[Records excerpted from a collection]
>> Start

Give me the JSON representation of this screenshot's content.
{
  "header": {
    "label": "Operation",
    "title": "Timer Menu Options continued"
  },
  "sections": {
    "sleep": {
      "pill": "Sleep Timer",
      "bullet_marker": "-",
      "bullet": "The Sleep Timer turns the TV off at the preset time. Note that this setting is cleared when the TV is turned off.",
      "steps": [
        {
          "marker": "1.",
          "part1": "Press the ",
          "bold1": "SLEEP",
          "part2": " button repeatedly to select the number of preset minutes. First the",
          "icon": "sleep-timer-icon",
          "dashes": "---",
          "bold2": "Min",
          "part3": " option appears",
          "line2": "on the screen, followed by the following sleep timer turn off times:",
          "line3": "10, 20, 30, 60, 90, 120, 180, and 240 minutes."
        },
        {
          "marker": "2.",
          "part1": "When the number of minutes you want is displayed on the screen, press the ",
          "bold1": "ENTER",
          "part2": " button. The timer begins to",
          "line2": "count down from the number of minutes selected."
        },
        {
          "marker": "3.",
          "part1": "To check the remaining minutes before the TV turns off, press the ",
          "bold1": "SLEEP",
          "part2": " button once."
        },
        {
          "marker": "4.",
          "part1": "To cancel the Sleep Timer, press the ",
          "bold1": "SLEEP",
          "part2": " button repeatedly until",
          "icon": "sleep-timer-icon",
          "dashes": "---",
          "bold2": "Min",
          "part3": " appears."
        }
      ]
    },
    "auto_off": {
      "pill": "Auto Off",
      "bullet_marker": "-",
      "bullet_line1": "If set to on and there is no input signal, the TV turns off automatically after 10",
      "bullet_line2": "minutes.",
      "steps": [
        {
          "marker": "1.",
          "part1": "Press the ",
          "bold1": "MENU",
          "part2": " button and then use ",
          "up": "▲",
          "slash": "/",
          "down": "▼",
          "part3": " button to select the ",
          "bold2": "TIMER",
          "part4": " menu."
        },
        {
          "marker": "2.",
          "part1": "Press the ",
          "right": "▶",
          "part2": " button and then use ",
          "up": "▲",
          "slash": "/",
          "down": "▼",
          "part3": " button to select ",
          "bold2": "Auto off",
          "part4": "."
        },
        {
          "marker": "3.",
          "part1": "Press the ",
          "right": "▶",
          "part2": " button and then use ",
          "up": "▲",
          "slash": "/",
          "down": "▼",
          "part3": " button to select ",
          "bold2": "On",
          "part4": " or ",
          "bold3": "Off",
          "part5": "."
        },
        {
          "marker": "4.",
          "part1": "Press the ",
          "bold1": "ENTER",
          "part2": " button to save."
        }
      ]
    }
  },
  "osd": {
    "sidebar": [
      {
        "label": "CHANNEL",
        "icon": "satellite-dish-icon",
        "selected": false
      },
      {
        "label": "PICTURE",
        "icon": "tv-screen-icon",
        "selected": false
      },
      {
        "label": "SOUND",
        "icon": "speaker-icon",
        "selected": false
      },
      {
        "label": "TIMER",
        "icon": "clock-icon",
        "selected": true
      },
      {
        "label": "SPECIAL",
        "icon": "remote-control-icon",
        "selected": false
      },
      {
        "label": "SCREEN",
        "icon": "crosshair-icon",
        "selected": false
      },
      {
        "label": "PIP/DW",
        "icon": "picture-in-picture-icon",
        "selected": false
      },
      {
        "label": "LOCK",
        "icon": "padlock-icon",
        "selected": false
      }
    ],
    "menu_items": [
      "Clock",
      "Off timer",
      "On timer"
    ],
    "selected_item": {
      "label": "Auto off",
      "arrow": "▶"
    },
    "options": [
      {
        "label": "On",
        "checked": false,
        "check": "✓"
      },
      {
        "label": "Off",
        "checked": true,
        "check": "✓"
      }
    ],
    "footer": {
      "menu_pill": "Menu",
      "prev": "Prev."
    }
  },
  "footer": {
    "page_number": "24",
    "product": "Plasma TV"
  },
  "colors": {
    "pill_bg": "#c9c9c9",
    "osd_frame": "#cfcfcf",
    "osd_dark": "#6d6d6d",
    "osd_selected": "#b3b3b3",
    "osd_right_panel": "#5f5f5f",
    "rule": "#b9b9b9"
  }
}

>> End

▶ [Exercise directions] Return all of the above records exactly, leaving no line out.

▶ [Final answer]
Give me the JSON representation of this screenshot's content.
{
  "header": {
    "label": "Operation",
    "title": "Timer Menu Options continued"
  },
  "sections": {
    "sleep": {
      "pill": "Sleep Timer",
      "bullet_marker": "-",
      "bullet": "The Sleep Timer turns the TV off at the preset time. Note that this setting is cleared when the TV is turned off.",
      "steps": [
        {
          "marker": "1.",
          "part1": "Press the ",
          "bold1": "SLEEP",
          "part2": " button repeatedly to select the number of preset minutes. First the",
          "icon": "sleep-timer-icon",
          "dashes": "---",
          "bold2": "Min",
          "part3": " option appears",
          "line2": "on the screen, followed by the following sleep timer turn off times:",
          "line3": "10, 20, 30, 60, 90, 120, 180, and 240 minutes."
        },
        {
          "marker": "2.",
          "part1": "When the number of minutes you want is displayed on the screen, press the ",
          "bold1": "ENTER",
          "part2": " button. The timer begins to",
          "line2": "count down from the number of minutes selected."
        },
        {
          "marker": "3.",
          "part1": "To check the remaining minutes before the TV turns off, press the ",
          "bold1": "SLEEP",
          "part2": " button once."
        },
        {
          "marker": "4.",
          "part1": "To cancel the Sleep Timer, press the ",
          "bold1": "SLEEP",
          "part2": " button repeatedly until",
          "icon": "sleep-timer-icon",
          "dashes": "---",
          "bold2": "Min",
          "part3": " appears."
        }
      ]
    },
    "auto_off": {
      "pill": "Auto Off",
      "bullet_marker": "-",
      "bullet_line1": "If set to on and there is no input signal, the TV turns off automatically after 10",
      "bullet_line2": "minutes.",
      "steps": [
        {
          "marker": "1.",
          "part1": "Press the ",
          "bold1": "MENU",
          "part2": " button and then use ",
          "up": "▲",
          "slash": "/",
          "down": "▼",
          "part3": " button to select the ",
          "bold2": "TIMER",
          "part4": " menu."
        },
        {
          "marker": "2.",
          "part1": "Press the ",
          "right": "▶",
          "part2": " button and then use ",
          "up": "▲",
          "slash": "/",
          "down": "▼",
          "part3": " button to select ",
          "bold2": "Auto off",
          "part4": "."
        },
        {
          "marker": "3.",
          "part1": "Press the ",
          "right": "▶",
          "part2": " button and then use ",
          "up": "▲",
          "slash": "/",
          "down": "▼",
          "part3": " button to select ",
          "bold2": "On",
          "part4": " or ",
          "bold3": "Off",
          "part5": "."
        },
        {
          "marker": "4.",
          "part1": "Press the ",
          "bold1": "ENTER",
          "part2": " button to save."
        }
      ]
    }
  },
  "osd": {
    "sidebar": [
      {
        "label": "CHANNEL",
        "icon": "satellite-dish-icon",
        "selected": false
      },
      {
        "label": "PICTURE",
        "icon": "tv-screen-icon",
        "selected": false
      },
      {
        "label": "SOUND",
        "icon": "speaker-icon",
        "selected": false
      },
      {
        "label": "TIMER",
        "icon": "clock-icon",
        "selected": true
      },
      {
        "label": "SPECIAL",
        "icon": "remote-control-icon",
        "selected": false
      },
      {
        "label": "SCREEN",
        "icon": "crosshair-icon",
        "selected": false
      },
      {
        "label": "PIP/DW",
        "icon": "picture-in-picture-icon",
        "selected": false
      },
      {
        "label": "LOCK",
        "icon": "padlock-icon",
        "selected": false
      }
    ],
    "menu_items": [
      "Clock",
      "Off timer",
      "On timer"
    ],
    "selected_item": {
      "label": "Auto off",
      "arrow": "▶"
    },
    "options": [
      {
        "label": "On",
        "checked": false,
        "check": "✓"
      },
      {
        "label": "Off",
        "checked": true,
        "check": "✓"
      }
    ],
    "footer": {
      "menu_pill": "Menu",
      "prev": "Prev."
    }
  },
  "footer": {
    "page_number": "24",
    "product": "Plasma TV"
  },
  "colors": {
    "pill_bg": "#c9c9c9",
    "osd_frame": "#cfcfcf",
    "osd_dark": "#6d6d6d",
    "osd_selected": "#b3b3b3",
    "osd_right_panel": "#5f5f5f",
    "rule": "#b9b9b9"
  }
}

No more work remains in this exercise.